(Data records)
============================================================

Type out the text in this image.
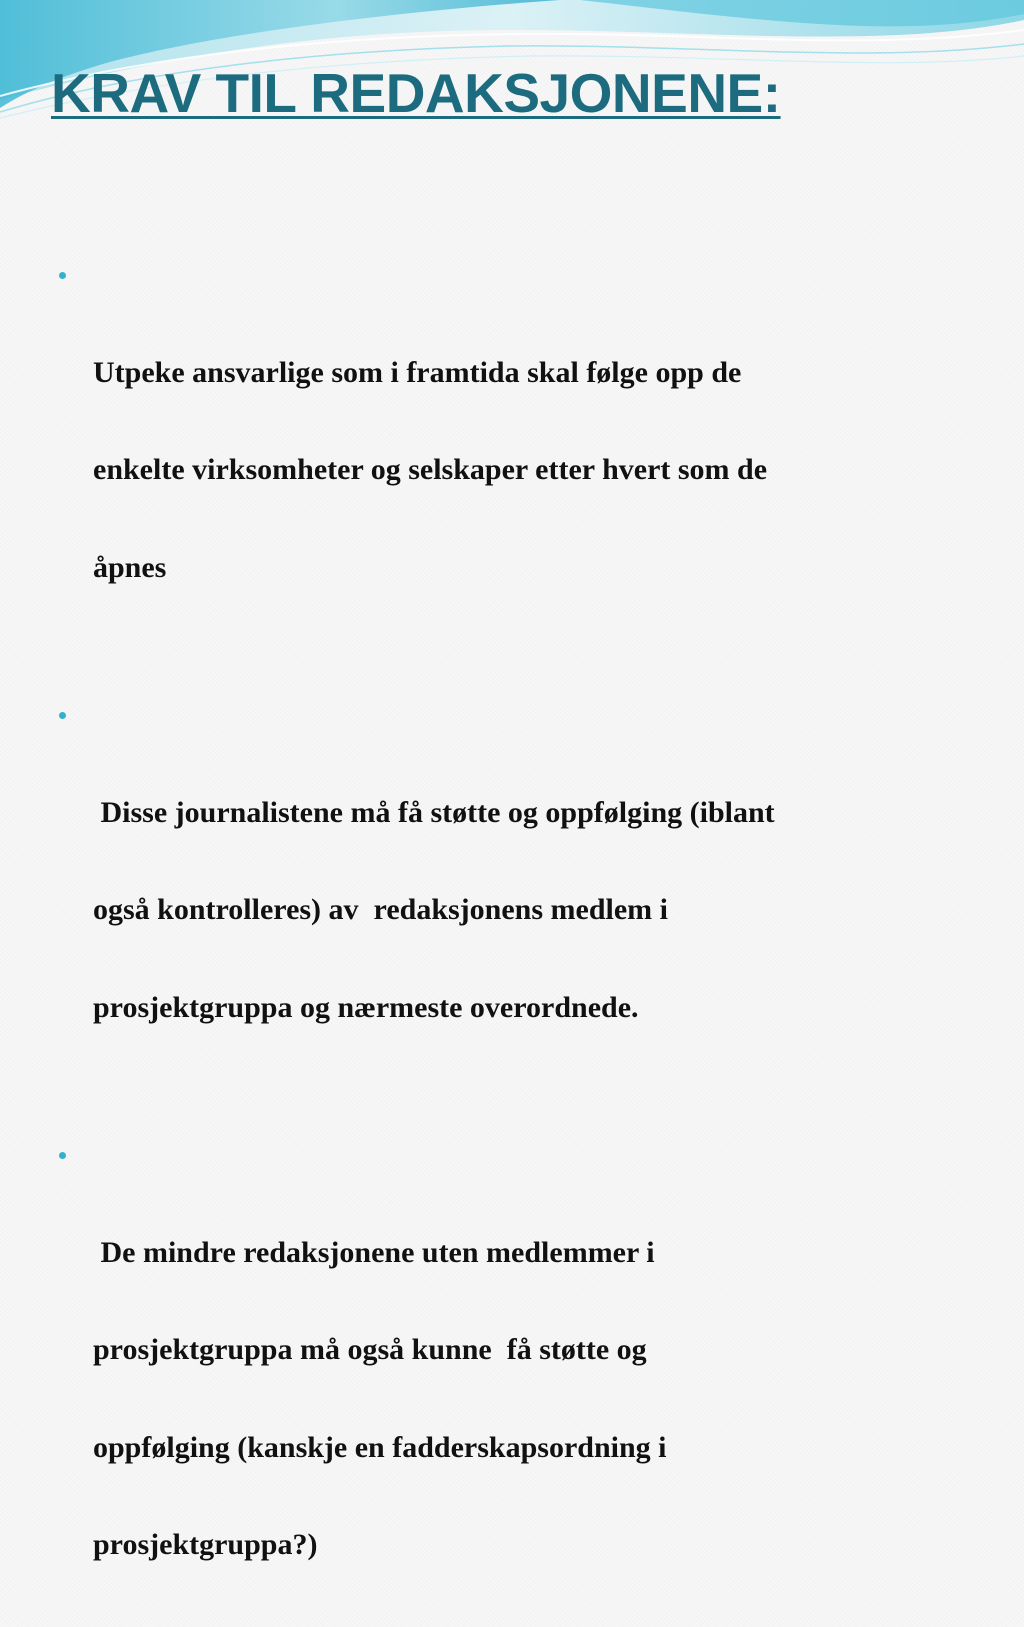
KRAV TIL REDAKSJONENE:

Utpeke ansvarlige som i framtida skal følge opp de

enkelte virksomheter og selskaper etter hvert som de

åpnes

Disse journalistene må få støtte og oppfølging (iblant

også kontrolleres) av  redaksjonens medlem i

prosjektgruppa og nærmeste overordnede.

De mindre redaksjonene uten medlemmer i

prosjektgruppa må også kunne  få støtte og

oppfølging (kanskje en fadderskapsordning i

prosjektgruppa?)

============================================================

- Requirements:
All of the entries need to be transcribed word for word; pictures are left out.

- Output below:
Type out the text in this image.
KRAV TIL REDAKSJONENE:

Utpeke ansvarlige som i framtida skal følge opp de

enkelte virksomheter og selskaper etter hvert som de

åpnes

Disse journalistene må få støtte og oppfølging (iblant

også kontrolleres) av  redaksjonens medlem i

prosjektgruppa og nærmeste overordnede.

De mindre redaksjonene uten medlemmer i

prosjektgruppa må også kunne  få støtte og

oppfølging (kanskje en fadderskapsordning i

prosjektgruppa?)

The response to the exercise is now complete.